[Records from a dataset]
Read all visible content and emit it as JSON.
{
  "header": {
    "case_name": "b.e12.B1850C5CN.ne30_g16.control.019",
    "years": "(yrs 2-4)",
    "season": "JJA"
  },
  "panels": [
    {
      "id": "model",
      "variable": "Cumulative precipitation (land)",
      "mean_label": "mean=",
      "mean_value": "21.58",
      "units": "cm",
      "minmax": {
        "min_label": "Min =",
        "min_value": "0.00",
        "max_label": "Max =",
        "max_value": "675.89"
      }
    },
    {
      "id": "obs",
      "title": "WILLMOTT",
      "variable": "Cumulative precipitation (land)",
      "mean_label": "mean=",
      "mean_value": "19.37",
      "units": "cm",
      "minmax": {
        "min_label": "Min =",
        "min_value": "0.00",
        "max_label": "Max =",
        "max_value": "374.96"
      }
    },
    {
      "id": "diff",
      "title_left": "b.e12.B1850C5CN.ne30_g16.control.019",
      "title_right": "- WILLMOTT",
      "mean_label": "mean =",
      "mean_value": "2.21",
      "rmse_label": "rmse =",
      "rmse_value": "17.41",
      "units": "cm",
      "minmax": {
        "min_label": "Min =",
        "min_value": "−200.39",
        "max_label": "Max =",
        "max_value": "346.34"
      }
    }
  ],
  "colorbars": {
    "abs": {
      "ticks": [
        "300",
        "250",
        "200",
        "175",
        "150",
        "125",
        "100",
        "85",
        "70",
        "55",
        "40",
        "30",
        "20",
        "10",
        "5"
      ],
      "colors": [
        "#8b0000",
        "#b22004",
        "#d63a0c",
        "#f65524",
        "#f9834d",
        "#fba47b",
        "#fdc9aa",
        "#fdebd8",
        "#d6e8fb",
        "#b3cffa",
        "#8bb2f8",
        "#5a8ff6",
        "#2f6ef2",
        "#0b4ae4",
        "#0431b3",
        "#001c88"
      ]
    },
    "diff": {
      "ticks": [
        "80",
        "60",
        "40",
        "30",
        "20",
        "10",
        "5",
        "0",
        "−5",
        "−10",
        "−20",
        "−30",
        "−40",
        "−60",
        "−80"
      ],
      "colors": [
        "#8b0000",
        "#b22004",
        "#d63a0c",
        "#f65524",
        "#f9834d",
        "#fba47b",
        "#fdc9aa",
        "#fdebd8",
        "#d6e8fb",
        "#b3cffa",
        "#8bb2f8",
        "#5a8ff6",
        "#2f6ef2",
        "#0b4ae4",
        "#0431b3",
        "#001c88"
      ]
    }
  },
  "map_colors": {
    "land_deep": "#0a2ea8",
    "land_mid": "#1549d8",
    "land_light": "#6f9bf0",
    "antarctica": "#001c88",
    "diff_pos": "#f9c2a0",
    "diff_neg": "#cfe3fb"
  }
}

**BRIEF**
Retype the data in full and match it exactly.

**SOLUTION TO THIS PROBLEM**
Read all visible content and emit it as JSON.
{
  "header": {
    "case_name": "b.e12.B1850C5CN.ne30_g16.control.019",
    "years": "(yrs 2-4)",
    "season": "JJA"
  },
  "panels": [
    {
      "id": "model",
      "variable": "Cumulative precipitation (land)",
      "mean_label": "mean=",
      "mean_value": "21.58",
      "units": "cm",
      "minmax": {
        "min_label": "Min =",
        "min_value": "0.00",
        "max_label": "Max =",
        "max_value": "675.89"
      }
    },
    {
      "id": "obs",
      "title": "WILLMOTT",
      "variable": "Cumulative precipitation (land)",
      "mean_label": "mean=",
      "mean_value": "19.37",
      "units": "cm",
      "minmax": {
        "min_label": "Min =",
        "min_value": "0.00",
        "max_label": "Max =",
        "max_value": "374.96"
      }
    },
    {
      "id": "diff",
      "title_left": "b.e12.B1850C5CN.ne30_g16.control.019",
      "title_right": "- WILLMOTT",
      "mean_label": "mean =",
      "mean_value": "2.21",
      "rmse_label": "rmse =",
      "rmse_value": "17.41",
      "units": "cm",
      "minmax": {
        "min_label": "Min =",
        "min_value": "−200.39",
        "max_label": "Max =",
        "max_value": "346.34"
      }
    }
  ],
  "colorbars": {
    "abs": {
      "ticks": [
        "300",
        "250",
        "200",
        "175",
        "150",
        "125",
        "100",
        "85",
        "70",
        "55",
        "40",
        "30",
        "20",
        "10",
        "5"
      ],
      "colors": [
        "#8b0000",
        "#b22004",
        "#d63a0c",
        "#f65524",
        "#f9834d",
        "#fba47b",
        "#fdc9aa",
        "#fdebd8",
        "#d6e8fb",
        "#b3cffa",
        "#8bb2f8",
        "#5a8ff6",
        "#2f6ef2",
        "#0b4ae4",
        "#0431b3",
        "#001c88"
      ]
    },
    "diff": {
      "ticks": [
        "80",
        "60",
        "40",
        "30",
        "20",
        "10",
        "5",
        "0",
        "−5",
        "−10",
        "−20",
        "−30",
        "−40",
        "−60",
        "−80"
      ],
      "colors": [
        "#8b0000",
        "#b22004",
        "#d63a0c",
        "#f65524",
        "#f9834d",
        "#fba47b",
        "#fdc9aa",
        "#fdebd8",
        "#d6e8fb",
        "#b3cffa",
        "#8bb2f8",
        "#5a8ff6",
        "#2f6ef2",
        "#0b4ae4",
        "#0431b3",
        "#001c88"
      ]
    }
  },
  "map_colors": {
    "land_deep": "#0a2ea8",
    "land_mid": "#1549d8",
    "land_light": "#6f9bf0",
    "antarctica": "#001c88",
    "diff_pos": "#f9c2a0",
    "diff_neg": "#cfe3fb"
  }
}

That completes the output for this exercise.